## Text segment
Thanks, yes, I can be quite poetic with the words now and then!  

Hey, I know your not competing in the Arnold, but will you be there?


----------



## G-man (Jan 1, 2005)

I voted for you, but Im in love with contestent #12


----------



## Mari Kudla (Jan 2, 2005)

cinnacracker- you are corrct, i did not request to compete in the Figure Int'l this year, but i will be there. not sure which booth yet, i have several offers, but haven't commited yet. i plan to do a bunch of photo shoots again, so it should be fun. gotta keep up content for my vip site!


ps. i love that everyone is voting, and now i have a second contest to vote in if you want: http://www.truebodies.com click on the big blue box on right. i'm in the first column, 4th row.


----------



## JLB001 (Jan 2, 2005)

Mari...I tried that leg workout you had posted.  OMG....I couldn't walk straight for 3 days afterward.  

Anyways...I'm still voting.   Hope everyone else is too!


----------



## PreMier (Jan 3, 2005)

Im voting.. but I am in love..  http://www.truebodies.com/2005_contest/po1/nikkiwarner/warner_entry_pics.htm


----------



## soxmuscle (Jan 3, 2005)

PreMier said:
			
		

> Im voting.. but I am in love..  http://www.truebodies.com/2005_contest/po1/nikkiwarner/warner_entry_pics.htm


shes hot, but her boobs like absolutely disgusting.


----------



## cinnacracker (Jan 3, 2005)

well, mari is in that contest too, so Im voting for her there too everyday!  
go mari!  

picts are here:
http://www.truebodies.com/2005_contest/po1/marikudla/kudla_entry_pics.htm

vote daily here:
http://www.truebodies.com/2005_contest_contestants.htm


----------



## Mari Kudla (Jan 7, 2005)

## Stated goal A
Please rewrite the records from the line with "Decompose this screenshot" up to and including the line with "candle-up bbox=[498, 94, 502, 101]", swapping "candle-down" for "bearish-candle" and leaving everything else unchanged.
The forum thread about contest voting has no connection to the records.

## Records shown
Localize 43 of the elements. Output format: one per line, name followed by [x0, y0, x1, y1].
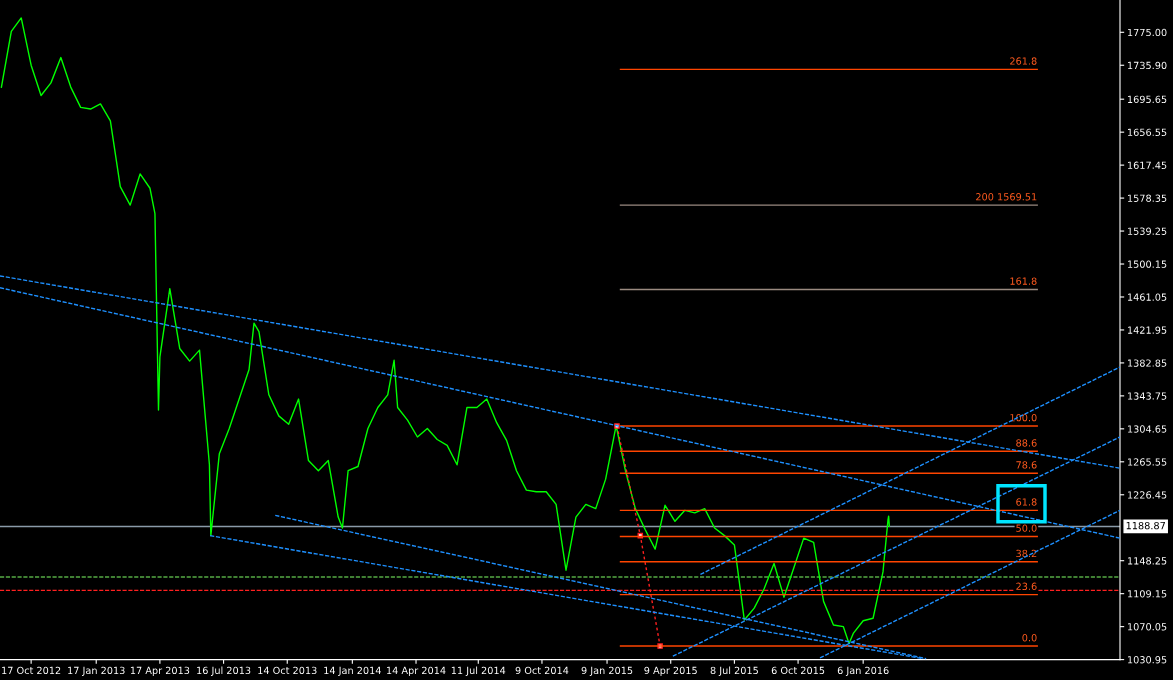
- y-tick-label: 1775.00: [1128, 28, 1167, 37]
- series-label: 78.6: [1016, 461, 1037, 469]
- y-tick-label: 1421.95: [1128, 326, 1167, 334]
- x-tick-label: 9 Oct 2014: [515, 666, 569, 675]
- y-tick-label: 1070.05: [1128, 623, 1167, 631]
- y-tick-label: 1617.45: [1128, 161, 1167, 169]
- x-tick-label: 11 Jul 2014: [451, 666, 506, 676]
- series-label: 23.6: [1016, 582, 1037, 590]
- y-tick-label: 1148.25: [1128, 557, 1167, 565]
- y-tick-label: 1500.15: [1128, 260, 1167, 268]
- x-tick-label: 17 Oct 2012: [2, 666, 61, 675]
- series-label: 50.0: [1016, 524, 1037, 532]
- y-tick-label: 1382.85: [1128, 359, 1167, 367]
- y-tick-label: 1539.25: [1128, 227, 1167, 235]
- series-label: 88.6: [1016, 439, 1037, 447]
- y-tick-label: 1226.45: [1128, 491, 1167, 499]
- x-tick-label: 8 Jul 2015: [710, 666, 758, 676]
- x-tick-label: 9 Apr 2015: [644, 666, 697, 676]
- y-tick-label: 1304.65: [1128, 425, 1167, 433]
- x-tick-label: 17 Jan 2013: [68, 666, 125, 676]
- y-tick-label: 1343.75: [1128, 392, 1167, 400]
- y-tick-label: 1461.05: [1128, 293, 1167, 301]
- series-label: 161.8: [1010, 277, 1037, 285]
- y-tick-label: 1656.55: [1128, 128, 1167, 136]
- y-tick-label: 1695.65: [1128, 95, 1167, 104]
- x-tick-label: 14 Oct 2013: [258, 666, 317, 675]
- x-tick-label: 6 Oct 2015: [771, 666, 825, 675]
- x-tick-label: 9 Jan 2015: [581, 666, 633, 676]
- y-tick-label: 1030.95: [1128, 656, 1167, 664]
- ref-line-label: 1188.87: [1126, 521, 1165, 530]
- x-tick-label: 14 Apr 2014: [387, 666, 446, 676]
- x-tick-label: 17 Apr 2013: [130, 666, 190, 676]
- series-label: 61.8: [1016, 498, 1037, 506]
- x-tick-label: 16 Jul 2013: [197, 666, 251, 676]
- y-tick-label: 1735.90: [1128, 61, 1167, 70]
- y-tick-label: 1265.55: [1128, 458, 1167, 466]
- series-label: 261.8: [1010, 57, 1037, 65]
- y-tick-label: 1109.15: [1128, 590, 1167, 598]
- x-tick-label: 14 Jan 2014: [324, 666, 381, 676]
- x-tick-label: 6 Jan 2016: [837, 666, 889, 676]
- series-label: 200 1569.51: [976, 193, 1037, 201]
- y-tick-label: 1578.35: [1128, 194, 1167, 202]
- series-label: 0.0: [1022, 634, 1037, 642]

---

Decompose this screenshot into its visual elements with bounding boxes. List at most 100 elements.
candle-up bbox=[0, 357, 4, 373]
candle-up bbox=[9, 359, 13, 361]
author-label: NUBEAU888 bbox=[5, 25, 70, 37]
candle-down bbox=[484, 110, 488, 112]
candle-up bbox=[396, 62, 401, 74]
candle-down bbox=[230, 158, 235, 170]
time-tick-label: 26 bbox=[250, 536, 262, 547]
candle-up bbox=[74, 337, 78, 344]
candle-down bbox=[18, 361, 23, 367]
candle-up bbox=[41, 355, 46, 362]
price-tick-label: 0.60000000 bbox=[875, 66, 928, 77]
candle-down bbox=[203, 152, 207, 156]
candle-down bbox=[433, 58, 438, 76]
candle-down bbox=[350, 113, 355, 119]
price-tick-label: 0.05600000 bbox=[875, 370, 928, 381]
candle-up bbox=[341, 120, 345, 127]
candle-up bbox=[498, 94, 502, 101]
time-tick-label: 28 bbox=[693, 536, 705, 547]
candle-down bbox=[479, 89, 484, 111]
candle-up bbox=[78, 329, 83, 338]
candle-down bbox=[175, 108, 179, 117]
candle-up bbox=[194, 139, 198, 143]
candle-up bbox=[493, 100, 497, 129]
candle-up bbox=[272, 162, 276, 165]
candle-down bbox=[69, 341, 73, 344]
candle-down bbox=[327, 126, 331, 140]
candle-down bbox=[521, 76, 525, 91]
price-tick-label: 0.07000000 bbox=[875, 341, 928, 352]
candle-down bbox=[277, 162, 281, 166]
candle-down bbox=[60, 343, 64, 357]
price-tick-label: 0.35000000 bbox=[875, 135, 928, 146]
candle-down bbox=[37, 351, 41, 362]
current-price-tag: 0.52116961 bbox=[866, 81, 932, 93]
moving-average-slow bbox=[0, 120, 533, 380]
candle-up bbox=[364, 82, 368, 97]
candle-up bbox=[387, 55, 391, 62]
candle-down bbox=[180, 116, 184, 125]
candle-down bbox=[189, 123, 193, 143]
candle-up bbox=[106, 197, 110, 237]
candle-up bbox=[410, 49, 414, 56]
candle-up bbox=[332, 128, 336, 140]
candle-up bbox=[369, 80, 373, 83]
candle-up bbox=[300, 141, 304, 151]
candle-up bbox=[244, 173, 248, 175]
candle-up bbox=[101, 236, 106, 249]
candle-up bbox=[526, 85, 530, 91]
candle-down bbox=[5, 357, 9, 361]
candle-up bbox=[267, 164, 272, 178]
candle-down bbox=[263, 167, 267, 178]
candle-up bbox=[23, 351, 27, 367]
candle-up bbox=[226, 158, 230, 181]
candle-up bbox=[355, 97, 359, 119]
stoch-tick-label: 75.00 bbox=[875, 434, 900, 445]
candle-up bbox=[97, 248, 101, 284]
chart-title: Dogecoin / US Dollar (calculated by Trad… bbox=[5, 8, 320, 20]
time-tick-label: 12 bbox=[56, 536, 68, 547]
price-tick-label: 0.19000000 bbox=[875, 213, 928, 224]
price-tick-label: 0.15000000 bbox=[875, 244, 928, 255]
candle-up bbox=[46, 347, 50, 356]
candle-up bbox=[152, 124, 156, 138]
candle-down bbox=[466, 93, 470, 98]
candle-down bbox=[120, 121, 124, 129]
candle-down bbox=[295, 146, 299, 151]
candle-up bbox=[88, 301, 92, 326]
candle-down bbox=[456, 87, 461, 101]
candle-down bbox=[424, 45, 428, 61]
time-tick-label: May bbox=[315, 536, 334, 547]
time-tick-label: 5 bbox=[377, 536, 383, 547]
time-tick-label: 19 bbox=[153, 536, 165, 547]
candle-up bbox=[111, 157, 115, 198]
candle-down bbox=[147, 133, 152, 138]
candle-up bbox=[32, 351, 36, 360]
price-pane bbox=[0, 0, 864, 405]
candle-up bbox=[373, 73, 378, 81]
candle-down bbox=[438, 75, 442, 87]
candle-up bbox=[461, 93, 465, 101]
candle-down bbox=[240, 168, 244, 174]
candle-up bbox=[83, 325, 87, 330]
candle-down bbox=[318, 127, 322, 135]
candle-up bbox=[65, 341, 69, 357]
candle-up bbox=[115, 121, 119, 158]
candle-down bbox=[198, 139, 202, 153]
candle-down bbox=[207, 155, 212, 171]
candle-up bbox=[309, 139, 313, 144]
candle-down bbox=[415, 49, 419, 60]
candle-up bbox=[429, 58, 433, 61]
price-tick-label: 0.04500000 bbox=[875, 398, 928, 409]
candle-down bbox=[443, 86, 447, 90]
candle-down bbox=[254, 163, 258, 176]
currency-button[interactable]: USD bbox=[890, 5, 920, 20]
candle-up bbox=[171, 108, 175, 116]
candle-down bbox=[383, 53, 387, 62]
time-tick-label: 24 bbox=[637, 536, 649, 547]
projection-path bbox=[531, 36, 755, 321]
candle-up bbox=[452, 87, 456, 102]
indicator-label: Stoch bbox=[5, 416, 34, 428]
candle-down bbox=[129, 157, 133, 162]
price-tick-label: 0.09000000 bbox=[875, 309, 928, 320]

## Stated goal B
Write the next part of the forum thread about contest voting, picking up right after its last line.

## Result A
Decompose this screenshot into its visual elements with bounding boxes. List at most 100 elements.
candle-up bbox=[0, 357, 4, 373]
candle-up bbox=[9, 359, 13, 361]
author-label: NUBEAU888 bbox=[5, 25, 70, 37]
bearish-candle bbox=[484, 110, 488, 112]
candle-up bbox=[396, 62, 401, 74]
bearish-candle bbox=[230, 158, 235, 170]
time-tick-label: 26 bbox=[250, 536, 262, 547]
candle-up bbox=[74, 337, 78, 344]
bearish-candle bbox=[18, 361, 23, 367]
candle-up bbox=[41, 355, 46, 362]
price-tick-label: 0.60000000 bbox=[875, 66, 928, 77]
bearish-candle bbox=[203, 152, 207, 156]
bearish-candle bbox=[433, 58, 438, 76]
bearish-candle bbox=[350, 113, 355, 119]
price-tick-label: 0.05600000 bbox=[875, 370, 928, 381]
candle-up bbox=[341, 120, 345, 127]
candle-up bbox=[498, 94, 502, 101]

## Result B
JLB001- hope you are feeling better! glad i could give you a long distance butt kicking!


----------



## nikegurl (Jan 7, 2005)

JLB001 said:
			
		

> Mari...I tried that leg workout you had posted.  OMG....I couldn't walk straight for 3 days afterward.
> 
> Anyways...I'm still voting.   Hope everyone else is too!




don't suppose you have a link?  i'm always looking for new leg workouts especially!  thanks


----------



## JLB001 (Jan 7, 2005)

Mari Kudla said:
			
		

> JLB001- hope you are feeling better! glad i could give you a long distance butt kicking!


Anyday!  It needs it.


----------



## Mari Kudla (Jan 11, 2005)

nikegurl, you know i cant' find it. anyone else know where that workout went?


----------



## Arnold (Jan 11, 2005)

Mari Kudla-Donnelly why is that the only posts you have ever made on this board are in this thread?

http://ironmagazineforums.com/search.php?searchid=189755


----------



## Mari Kudla (Jan 12, 2005)

well lets see, because i have it bookmarked to reply to, i post on other boards as well, and i don't sit on line all day browsing the forums. i have a job, kid, husband and house to take care of as well as my own training. i will get to what i can when i can and if it is only one thread on each board than thatz the way it is. 


believe me i would love to sit and read and reply to things i can, but the only time i usually  have is late at nite and sometimes i am just to tired. sorry if you don't think im being a good sport dude, but thatz the way it is.


----------



## JLB001 (Jan 12, 2005)

Mari...I found it and sent it over to her.


----------



## DFINEST (Jan 12, 2005)

Voted on both sites MK

Good luck girl


----------



## Arnold (Jan 12, 2005)

Mari Kudla said:
			
		

> well lets see, because i have it bookmarked to reply to, i post on other boards as well, and i don't sit on line all day browsing the forums.
> 
> *In other words you join boards so you can start this little voting thread,  it's completely self serving, got it.*
> 
> ...


----------



## cinnacracker (Jan 12, 2005)

counting down!  only 28 days to go for dcswimwear!  go mari!  im gonna feel good when you win and i know i helped!   

i voted in truebodies everyday too!


----------



## cinnacracker (Jan 12, 2005)

Robert, whats with the hostility? First of all, Mari was invited to post here by another moderator specifically for this purpose. Second of all, the title of her post doesnt make any bones about the fact she is asking for help. 

If you have an issue, why click on the thread? Something about if you dont have anything nice to say......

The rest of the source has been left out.